# start of Data listing
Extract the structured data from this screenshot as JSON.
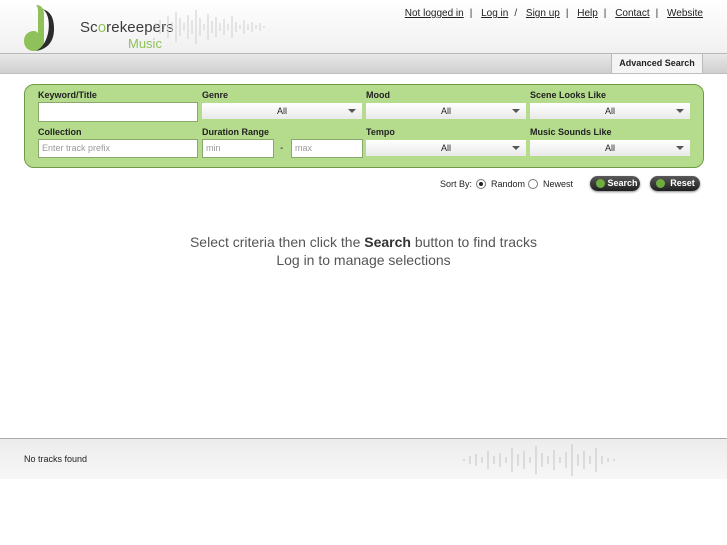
{
  "brand": {
    "name_pre": "Sc",
    "name_o": "o",
    "name_post": "rekeepers",
    "sub": "Music"
  },
  "toplinks": {
    "status": "Not logged in",
    "login": "Log in",
    "signup": "Sign up",
    "help": "Help",
    "contact": "Contact",
    "website": "Website"
  },
  "tab": {
    "advanced": "Advanced Search"
  },
  "filters": {
    "keyword": {
      "label": "Keyword/Title",
      "value": ""
    },
    "genre": {
      "label": "Genre",
      "value": "All"
    },
    "mood": {
      "label": "Mood",
      "value": "All"
    },
    "scene": {
      "label": "Scene Looks Like",
      "value": "All"
    },
    "collection": {
      "label": "Collection",
      "placeholder": "Enter track prefix"
    },
    "duration": {
      "label": "Duration Range",
      "min_placeholder": "min",
      "sep": "-",
      "max_placeholder": "max"
    },
    "tempo": {
      "label": "Tempo",
      "value": "All"
    },
    "sounds": {
      "label": "Music Sounds Like",
      "value": "All"
    }
  },
  "sort": {
    "label": "Sort By:",
    "options": [
      "Random",
      "Newest"
    ],
    "selected": "Random"
  },
  "buttons": {
    "search": "Search",
    "reset": "Reset"
  },
  "messages": {
    "line1_pre": "Select criteria then click the ",
    "line1_bold": "Search",
    "line1_post": " button to find tracks",
    "line2": "Log in to manage selections"
  },
  "footer": {
    "status": "No tracks found"
  },
  "colors": {
    "panel": "#b5dc8d",
    "accent": "#8fc15a"
  }
}
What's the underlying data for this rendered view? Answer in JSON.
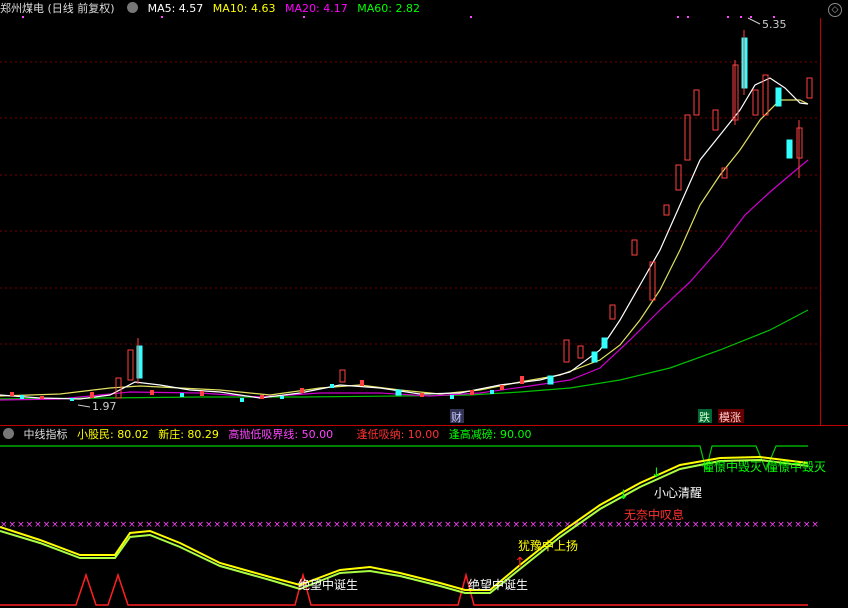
{
  "main_chart": {
    "title": "郑州煤电 (日线 前复权)",
    "ma5": {
      "label": "MA5: 4.57",
      "color": "#ffffff"
    },
    "ma10": {
      "label": "MA10: 4.63",
      "color": "#ffff00"
    },
    "ma20": {
      "label": "MA20: 4.17",
      "color": "#ff00ff"
    },
    "ma60": {
      "label": "MA60: 2.82",
      "color": "#00ff00"
    },
    "high_label": "5.35",
    "low_label": "1.97",
    "marker_cai": "财",
    "marker_die": "跌",
    "marker_zhang": "模涨",
    "gear_icon": "gear-icon"
  },
  "indicator": {
    "name": "中线指标",
    "small_investor": "小股民: 80.02",
    "new_dealer": "新庄: 80.29",
    "boundary": "高抛低吸界线: 50.00",
    "low_buy": "逢低吸纳: 10.00",
    "high_sell": "逢高减磅: 90.00",
    "annotations": [
      {
        "text": "绝望中诞生",
        "color": "#ffffff"
      },
      {
        "text": "绝望中诞生",
        "color": "#ffffff"
      },
      {
        "text": "犹豫中上扬",
        "color": "#ffff00"
      },
      {
        "text": "无奈中叹息",
        "color": "#ff3030"
      },
      {
        "text": "小心清醒",
        "color": "#ffffff"
      },
      {
        "text": "憧憬中毁灭",
        "color": "#00ff00"
      },
      {
        "text": "憧憬中毁灭",
        "color": "#00ff00"
      }
    ]
  }
}
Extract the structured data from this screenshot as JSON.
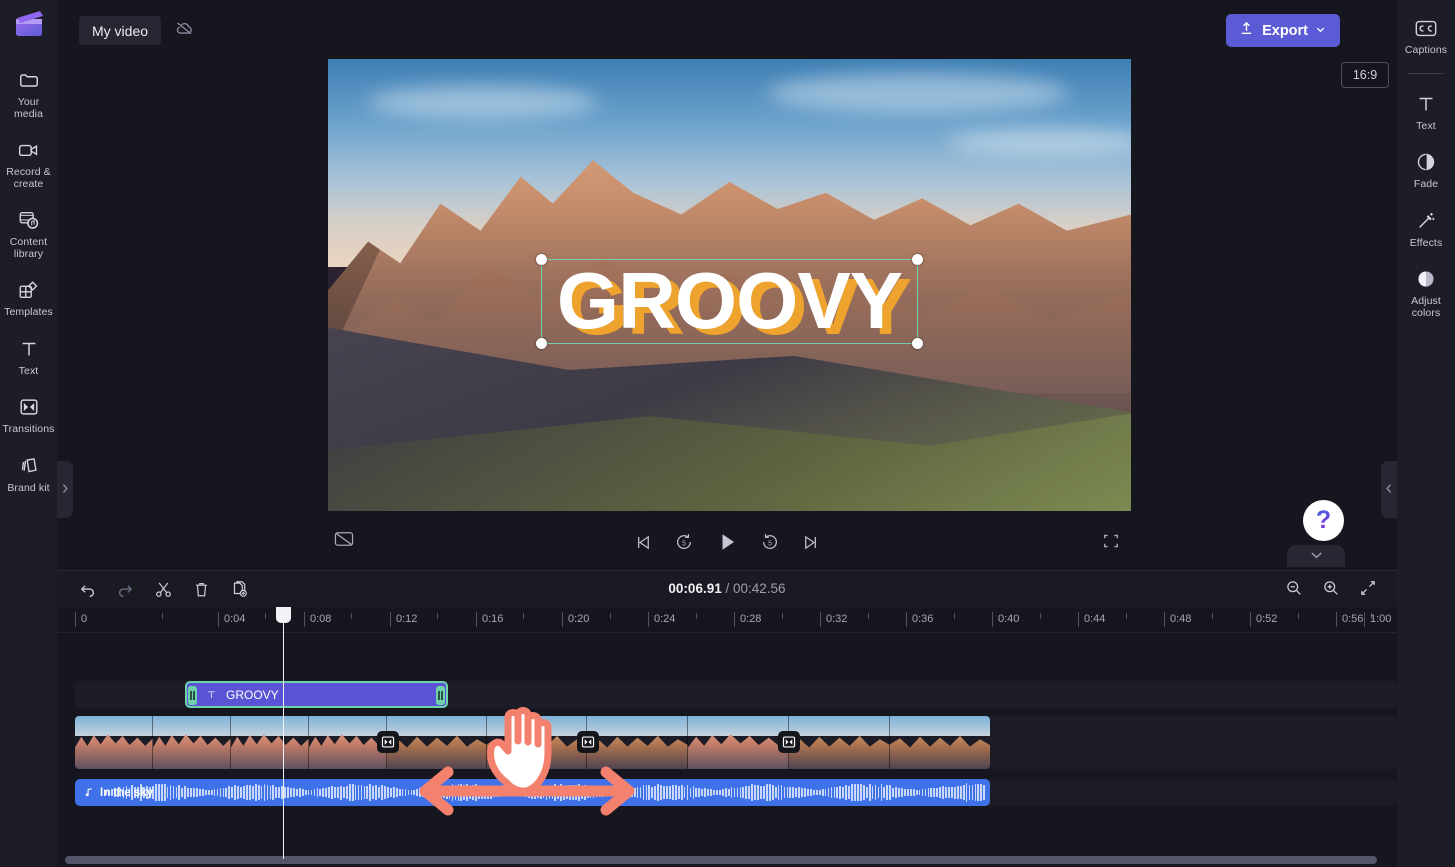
{
  "app": {
    "logo_icon": "clapperboard-icon",
    "accent_color": "#5b5bd6",
    "selection_color": "#6ed3ac",
    "annotation_color": "#f4806e"
  },
  "left_rail": {
    "items": [
      {
        "label": "Your media",
        "icon": "folder-icon"
      },
      {
        "label": "Record & create",
        "icon": "video-camera-icon"
      },
      {
        "label": "Content library",
        "icon": "content-library-icon"
      },
      {
        "label": "Templates",
        "icon": "templates-icon"
      },
      {
        "label": "Text",
        "icon": "text-t-icon"
      },
      {
        "label": "Transitions",
        "icon": "transitions-icon"
      },
      {
        "label": "Brand kit",
        "icon": "brand-kit-icon"
      }
    ]
  },
  "right_rail": {
    "items": [
      {
        "label": "Captions",
        "icon": "closed-captions-icon"
      },
      {
        "label": "Text",
        "icon": "text-t-icon"
      },
      {
        "label": "Fade",
        "icon": "fade-icon"
      },
      {
        "label": "Effects",
        "icon": "magic-wand-icon"
      },
      {
        "label": "Adjust colors",
        "icon": "adjust-colors-icon"
      }
    ]
  },
  "header": {
    "project_title": "My video",
    "cloud_icon": "cloud-off-icon",
    "export_label": "Export",
    "export_icon": "upload-icon",
    "export_chevron": "chevron-down-icon"
  },
  "preview": {
    "aspect_ratio": "16:9",
    "overlay_text": "GROOVY",
    "overlay_text_color": "#ffffff",
    "overlay_shadow_color": "#eda32e",
    "expand_left_icon": "chevron-right-icon",
    "expand_right_icon": "chevron-left-icon",
    "help_icon": "question-mark-icon",
    "collapse_icon": "chevron-down-icon"
  },
  "playback": {
    "captions_toggle_icon": "captions-off-icon",
    "previous_icon": "skip-previous-icon",
    "rewind_label": "5",
    "rewind_icon": "rewind-5-icon",
    "play_icon": "play-icon",
    "forward_label": "5",
    "forward_icon": "forward-5-icon",
    "next_icon": "skip-next-icon",
    "fullscreen_icon": "fullscreen-icon"
  },
  "timeline_toolbar": {
    "tools": [
      {
        "name": "undo",
        "icon": "undo-icon"
      },
      {
        "name": "redo",
        "icon": "redo-icon"
      },
      {
        "name": "split",
        "icon": "scissors-icon"
      },
      {
        "name": "delete",
        "icon": "trash-icon"
      },
      {
        "name": "duplicate",
        "icon": "duplicate-icon"
      }
    ],
    "current_time": "00:06.91",
    "time_separator": "/",
    "total_time": "00:42.56",
    "zoom_out_icon": "zoom-out-icon",
    "zoom_in_icon": "zoom-in-icon",
    "fit_icon": "fit-to-screen-icon"
  },
  "timeline": {
    "ruler_ticks": [
      "0",
      "0:04",
      "0:08",
      "0:12",
      "0:16",
      "0:20",
      "0:24",
      "0:28",
      "0:32",
      "0:36",
      "0:40",
      "0:44",
      "0:48",
      "0:52",
      "0:56",
      "1:00"
    ],
    "playhead_time": "00:06.91",
    "tracks": {
      "text": {
        "clip_label": "GROOVY",
        "clip_icon": "text-clip-icon",
        "selected": true,
        "color": "#5a53d6"
      },
      "video": {
        "transition_icon": "transitions-icon",
        "transition_count": 3
      },
      "audio": {
        "clip_label": "In the sky",
        "clip_icon": "music-note-icon",
        "color": "#3f72e8"
      }
    }
  },
  "annotations": {
    "cursor_icon": "hand-cursor-icon",
    "gesture_icon": "drag-horizontal-arrow-icon"
  }
}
# end of Data listing
§ Work required:
Copy each line exactly, and leave the pictures out of your copy.

§ The answer:
Extract the structured data from this screenshot as JSON.
{
  "brand": {
    "name_pre": "Sc",
    "name_o": "o",
    "name_post": "rekeepers",
    "sub": "Music"
  },
  "toplinks": {
    "status": "Not logged in",
    "login": "Log in",
    "signup": "Sign up",
    "help": "Help",
    "contact": "Contact",
    "website": "Website"
  },
  "tab": {
    "advanced": "Advanced Search"
  },
  "filters": {
    "keyword": {
      "label": "Keyword/Title",
      "value": ""
    },
    "genre": {
      "label": "Genre",
      "value": "All"
    },
    "mood": {
      "label": "Mood",
      "value": "All"
    },
    "scene": {
      "label": "Scene Looks Like",
      "value": "All"
    },
    "collection": {
      "label": "Collection",
      "placeholder": "Enter track prefix"
    },
    "duration": {
      "label": "Duration Range",
      "min_placeholder": "min",
      "sep": "-",
      "max_placeholder": "max"
    },
    "tempo": {
      "label": "Tempo",
      "value": "All"
    },
    "sounds": {
      "label": "Music Sounds Like",
      "value": "All"
    }
  },
  "sort": {
    "label": "Sort By:",
    "options": [
      "Random",
      "Newest"
    ],
    "selected": "Random"
  },
  "buttons": {
    "search": "Search",
    "reset": "Reset"
  },
  "messages": {
    "line1_pre": "Select criteria then click the ",
    "line1_bold": "Search",
    "line1_post": " button to find tracks",
    "line2": "Log in to manage selections"
  },
  "footer": {
    "status": "No tracks found"
  },
  "colors": {
    "panel": "#b5dc8d",
    "accent": "#8fc15a"
  }
}
What's the underlying data for this rendered view? Answer in JSON.
{
  "main_chart": {
    "title": "郑州煤电 (日线 前复权)",
    "ma5": {
      "label": "MA5: 4.57",
      "color": "#ffffff"
    },
    "ma10": {
      "label": "MA10: 4.63",
      "color": "#ffff00"
    },
    "ma20": {
      "label": "MA20: 4.17",
      "color": "#ff00ff"
    },
    "ma60": {
      "label": "MA60: 2.82",
      "color": "#00ff00"
    },
    "high_label": "5.35",
    "low_label": "1.97",
    "marker_cai": "财",
    "marker_die": "跌",
    "marker_zhang": "模涨",
    "gear_icon": "gear-icon"
  },
  "indicator": {
    "name": "中线指标",
    "small_investor": "小股民: 80.02",
    "new_dealer": "新庄: 80.29",
    "boundary": "高抛低吸界线: 50.00",
    "low_buy": "逢低吸纳: 10.00",
    "high_sell": "逢高减磅: 90.00",
    "annotations": [
      {
        "text": "绝望中诞生",
        "color": "#ffffff"
      },
      {
        "text": "绝望中诞生",
        "color": "#ffffff"
      },
      {
        "text": "犹豫中上扬",
        "color": "#ffff00"
      },
      {
        "text": "无奈中叹息",
        "color": "#ff3030"
      },
      {
        "text": "小心清醒",
        "color": "#ffffff"
      },
      {
        "text": "憧憬中毁灭",
        "color": "#00ff00"
      },
      {
        "text": "憧憬中毁灭",
        "color": "#00ff00"
      }
    ]
  }
}
Extract the structured data from this screenshot as JSON.
{
  "app": {
    "logo_icon": "clapperboard-icon",
    "accent_color": "#5b5bd6",
    "selection_color": "#6ed3ac",
    "annotation_color": "#f4806e"
  },
  "left_rail": {
    "items": [
      {
        "label": "Your media",
        "icon": "folder-icon"
      },
      {
        "label": "Record & create",
        "icon": "video-camera-icon"
      },
      {
        "label": "Content library",
        "icon": "content-library-icon"
      },
      {
        "label": "Templates",
        "icon": "templates-icon"
      },
      {
        "label": "Text",
        "icon": "text-t-icon"
      },
      {
        "label": "Transitions",
        "icon": "transitions-icon"
      },
      {
        "label": "Brand kit",
        "icon": "brand-kit-icon"
      }
    ]
  },
  "right_rail": {
    "items": [
      {
        "label": "Captions",
        "icon": "closed-captions-icon"
      },
      {
        "label": "Text",
        "icon": "text-t-icon"
      },
      {
        "label": "Fade",
        "icon": "fade-icon"
      },
      {
        "label": "Effects",
        "icon": "magic-wand-icon"
      },
      {
        "label": "Adjust colors",
        "icon": "adjust-colors-icon"
      }
    ]
  },
  "header": {
    "project_title": "My video",
    "cloud_icon": "cloud-off-icon",
    "export_label": "Export",
    "export_icon": "upload-icon",
    "export_chevron": "chevron-down-icon"
  },
  "preview": {
    "aspect_ratio": "16:9",
    "overlay_text": "GROOVY",
    "overlay_text_color": "#ffffff",
    "overlay_shadow_color": "#eda32e",
    "expand_left_icon": "chevron-right-icon",
    "expand_right_icon": "chevron-left-icon",
    "help_icon": "question-mark-icon",
    "collapse_icon": "chevron-down-icon"
  },
  "playback": {
    "captions_toggle_icon": "captions-off-icon",
    "previous_icon": "skip-previous-icon",
    "rewind_label": "5",
    "rewind_icon": "rewind-5-icon",
    "play_icon": "play-icon",
    "forward_label": "5",
    "forward_icon": "forward-5-icon",
    "next_icon": "skip-next-icon",
    "fullscreen_icon": "fullscreen-icon"
  },
  "timeline_toolbar": {
    "tools": [
      {
        "name": "undo",
        "icon": "undo-icon"
      },
      {
        "name": "redo",
        "icon": "redo-icon"
      },
      {
        "name": "split",
        "icon": "scissors-icon"
      },
      {
        "name": "delete",
        "icon": "trash-icon"
      },
      {
        "name": "duplicate",
        "icon": "duplicate-icon"
      }
    ],
    "current_time": "00:06.91",
    "time_separator": "/",
    "total_time": "00:42.56",
    "zoom_out_icon": "zoom-out-icon",
    "zoom_in_icon": "zoom-in-icon",
    "fit_icon": "fit-to-screen-icon"
  },
  "timeline": {
    "ruler_ticks": [
      "0",
      "0:04",
      "0:08",
      "0:12",
      "0:16",
      "0:20",
      "0:24",
      "0:28",
      "0:32",
      "0:36",
      "0:40",
      "0:44",
      "0:48",
      "0:52",
      "0:56",
      "1:00"
    ],
    "playhead_time": "00:06.91",
    "tracks": {
      "text": {
        "clip_label": "GROOVY",
        "clip_icon": "text-clip-icon",
        "selected": true,
        "color": "#5a53d6"
      },
      "video": {
        "transition_icon": "transitions-icon",
        "transition_count": 3
      },
      "audio": {
        "clip_label": "In the sky",
        "clip_icon": "music-note-icon",
        "color": "#3f72e8"
      }
    }
  },
  "annotations": {
    "cursor_icon": "hand-cursor-icon",
    "gesture_icon": "drag-horizontal-arrow-icon"
  }
}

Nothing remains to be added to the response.